» WORK TO COMPLETE:
Pull out the lines from the one containing "Identify all the" through the one containing "window-title: EMail Activation", both included, and reproduce them word for word.

##### LISTED RECORDS #####

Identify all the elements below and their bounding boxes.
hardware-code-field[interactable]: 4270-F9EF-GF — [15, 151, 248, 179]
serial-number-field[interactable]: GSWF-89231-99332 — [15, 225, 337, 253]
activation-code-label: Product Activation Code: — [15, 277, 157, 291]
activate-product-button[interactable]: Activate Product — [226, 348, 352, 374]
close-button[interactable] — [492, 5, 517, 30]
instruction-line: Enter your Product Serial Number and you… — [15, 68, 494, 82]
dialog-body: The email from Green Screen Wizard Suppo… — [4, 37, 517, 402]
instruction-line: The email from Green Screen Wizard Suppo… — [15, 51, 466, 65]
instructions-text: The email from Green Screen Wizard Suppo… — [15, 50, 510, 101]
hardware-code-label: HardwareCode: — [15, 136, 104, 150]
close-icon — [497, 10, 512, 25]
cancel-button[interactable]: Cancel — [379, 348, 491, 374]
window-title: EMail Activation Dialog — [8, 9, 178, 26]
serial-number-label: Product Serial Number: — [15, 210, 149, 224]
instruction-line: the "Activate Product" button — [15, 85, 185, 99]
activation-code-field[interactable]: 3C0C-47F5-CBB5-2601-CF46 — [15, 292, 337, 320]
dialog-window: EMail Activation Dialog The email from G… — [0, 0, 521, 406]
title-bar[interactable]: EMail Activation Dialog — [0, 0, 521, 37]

#####
##### LISTED RECORDS #####

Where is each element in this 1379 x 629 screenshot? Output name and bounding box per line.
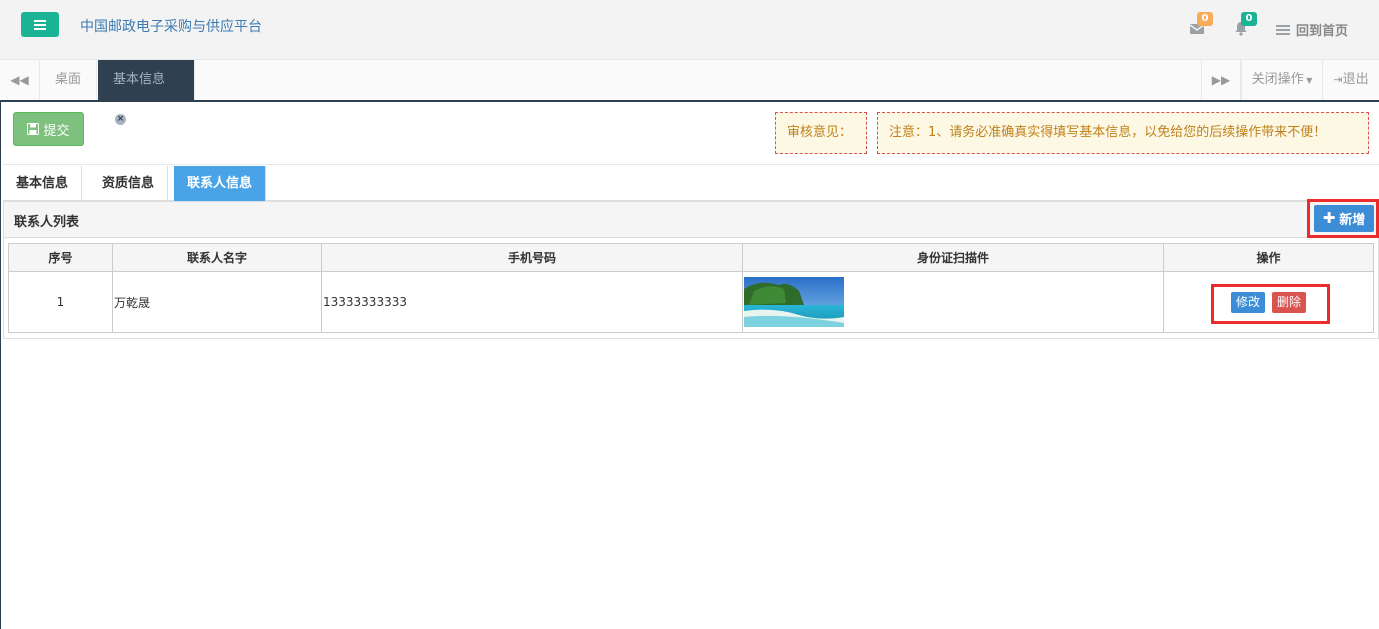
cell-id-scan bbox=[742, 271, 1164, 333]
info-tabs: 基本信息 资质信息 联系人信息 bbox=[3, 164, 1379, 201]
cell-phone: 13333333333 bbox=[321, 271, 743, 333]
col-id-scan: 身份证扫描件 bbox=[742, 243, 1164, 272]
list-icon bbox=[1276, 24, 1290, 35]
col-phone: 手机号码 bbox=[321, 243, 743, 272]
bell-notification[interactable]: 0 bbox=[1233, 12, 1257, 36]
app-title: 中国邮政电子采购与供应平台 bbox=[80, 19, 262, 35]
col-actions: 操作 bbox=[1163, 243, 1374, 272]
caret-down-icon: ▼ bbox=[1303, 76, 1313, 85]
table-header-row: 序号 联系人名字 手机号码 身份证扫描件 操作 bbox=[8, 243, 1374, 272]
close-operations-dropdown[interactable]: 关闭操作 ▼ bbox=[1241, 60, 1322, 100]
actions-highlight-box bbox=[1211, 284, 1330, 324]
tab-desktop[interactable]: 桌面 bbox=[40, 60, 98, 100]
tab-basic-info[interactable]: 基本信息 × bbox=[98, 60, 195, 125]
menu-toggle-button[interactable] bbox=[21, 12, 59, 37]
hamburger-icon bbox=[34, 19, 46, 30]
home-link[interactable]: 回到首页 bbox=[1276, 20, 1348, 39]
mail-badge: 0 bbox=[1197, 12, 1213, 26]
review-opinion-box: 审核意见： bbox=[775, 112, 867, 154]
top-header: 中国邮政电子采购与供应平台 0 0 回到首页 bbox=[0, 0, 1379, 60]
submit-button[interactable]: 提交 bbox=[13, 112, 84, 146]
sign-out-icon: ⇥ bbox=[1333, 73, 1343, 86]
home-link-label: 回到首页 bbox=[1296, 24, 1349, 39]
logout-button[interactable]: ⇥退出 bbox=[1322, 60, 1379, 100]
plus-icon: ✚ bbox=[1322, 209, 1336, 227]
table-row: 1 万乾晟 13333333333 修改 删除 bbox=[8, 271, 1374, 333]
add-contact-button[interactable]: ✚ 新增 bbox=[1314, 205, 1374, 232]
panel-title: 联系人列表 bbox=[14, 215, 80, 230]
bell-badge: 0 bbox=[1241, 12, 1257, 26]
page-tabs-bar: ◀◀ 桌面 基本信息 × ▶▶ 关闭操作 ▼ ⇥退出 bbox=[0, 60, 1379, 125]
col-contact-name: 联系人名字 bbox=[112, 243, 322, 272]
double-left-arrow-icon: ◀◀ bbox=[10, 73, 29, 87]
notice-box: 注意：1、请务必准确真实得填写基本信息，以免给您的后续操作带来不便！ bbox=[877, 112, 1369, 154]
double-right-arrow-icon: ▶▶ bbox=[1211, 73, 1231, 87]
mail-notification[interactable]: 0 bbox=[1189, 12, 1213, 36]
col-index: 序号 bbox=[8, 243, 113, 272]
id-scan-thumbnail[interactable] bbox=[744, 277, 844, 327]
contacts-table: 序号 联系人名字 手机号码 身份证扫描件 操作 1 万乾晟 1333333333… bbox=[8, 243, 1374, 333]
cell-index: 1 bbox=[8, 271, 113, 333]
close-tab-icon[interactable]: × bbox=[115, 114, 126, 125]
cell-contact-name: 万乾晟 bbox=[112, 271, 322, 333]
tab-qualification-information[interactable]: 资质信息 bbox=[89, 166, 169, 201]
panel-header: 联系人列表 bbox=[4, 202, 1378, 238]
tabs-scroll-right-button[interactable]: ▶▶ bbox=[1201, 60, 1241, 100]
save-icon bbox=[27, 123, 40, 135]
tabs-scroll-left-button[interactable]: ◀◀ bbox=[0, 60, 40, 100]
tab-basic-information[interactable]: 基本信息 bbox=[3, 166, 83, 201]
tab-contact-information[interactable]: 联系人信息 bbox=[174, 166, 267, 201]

#####
##### LISTED RECORDS #####

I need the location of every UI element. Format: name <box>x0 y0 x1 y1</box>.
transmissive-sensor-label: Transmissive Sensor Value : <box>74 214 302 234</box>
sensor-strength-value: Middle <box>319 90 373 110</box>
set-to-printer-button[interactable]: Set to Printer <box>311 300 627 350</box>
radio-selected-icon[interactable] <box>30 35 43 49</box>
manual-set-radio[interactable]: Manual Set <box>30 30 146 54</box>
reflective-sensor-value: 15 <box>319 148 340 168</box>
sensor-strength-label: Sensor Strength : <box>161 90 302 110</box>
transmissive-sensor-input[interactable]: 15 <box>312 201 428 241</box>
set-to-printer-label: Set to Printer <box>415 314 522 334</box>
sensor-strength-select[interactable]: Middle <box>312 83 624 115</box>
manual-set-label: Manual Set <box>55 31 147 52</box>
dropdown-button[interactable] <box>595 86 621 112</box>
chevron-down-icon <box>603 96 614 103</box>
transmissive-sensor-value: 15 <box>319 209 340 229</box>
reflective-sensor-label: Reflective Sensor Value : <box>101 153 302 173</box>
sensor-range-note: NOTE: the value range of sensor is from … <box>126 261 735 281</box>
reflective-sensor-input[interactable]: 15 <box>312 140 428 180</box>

#####

» OUTPUT BELOW:
Identify all the elements below and their bounding boxes.
hardware-code-field[interactable]: 4270-F9EF-GF — [15, 151, 248, 179]
serial-number-field[interactable]: GSWF-89231-99332 — [15, 225, 337, 253]
activation-code-label: Product Activation Code: — [15, 277, 157, 291]
activate-product-button[interactable]: Activate Product — [226, 348, 352, 374]
close-button[interactable] — [492, 5, 517, 30]
instruction-line: Enter your Product Serial Number and you… — [15, 68, 494, 82]
dialog-body: The email from Green Screen Wizard Suppo… — [4, 37, 517, 402]
instruction-line: The email from Green Screen Wizard Suppo… — [15, 51, 466, 65]
instructions-text: The email from Green Screen Wizard Suppo… — [15, 50, 510, 101]
hardware-code-label: HardwareCode: — [15, 136, 104, 150]
close-icon — [497, 10, 512, 25]
cancel-button[interactable]: Cancel — [379, 348, 491, 374]
window-title: EMail Activation Dialog — [8, 9, 178, 26]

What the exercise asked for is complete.